▶ **The request**
Reproduce the records below exactly as they appear.

▶ **Data section**
>> begin
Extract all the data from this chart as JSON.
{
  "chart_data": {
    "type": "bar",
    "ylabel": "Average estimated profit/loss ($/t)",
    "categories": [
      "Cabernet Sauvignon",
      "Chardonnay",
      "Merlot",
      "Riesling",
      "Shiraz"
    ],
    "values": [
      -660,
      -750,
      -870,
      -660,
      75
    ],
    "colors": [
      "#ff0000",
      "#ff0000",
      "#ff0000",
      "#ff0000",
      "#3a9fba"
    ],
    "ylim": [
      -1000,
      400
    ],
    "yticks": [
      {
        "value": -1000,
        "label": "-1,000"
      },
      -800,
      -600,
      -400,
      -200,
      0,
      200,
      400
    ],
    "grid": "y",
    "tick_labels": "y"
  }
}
>> end
▶ **Full answer**
Extract all the data from this chart as JSON.
{
  "chart_data": {
    "type": "bar",
    "ylabel": "Average estimated profit/loss ($/t)",
    "categories": [
      "Cabernet Sauvignon",
      "Chardonnay",
      "Merlot",
      "Riesling",
      "Shiraz"
    ],
    "values": [
      -660,
      -750,
      -870,
      -660,
      75
    ],
    "colors": [
      "#ff0000",
      "#ff0000",
      "#ff0000",
      "#ff0000",
      "#3a9fba"
    ],
    "ylim": [
      -1000,
      400
    ],
    "yticks": [
      {
        "value": -1000,
        "label": "-1,000"
      },
      -800,
      -600,
      -400,
      -200,
      0,
      200,
      400
    ],
    "grid": "y",
    "tick_labels": "y"
  }
}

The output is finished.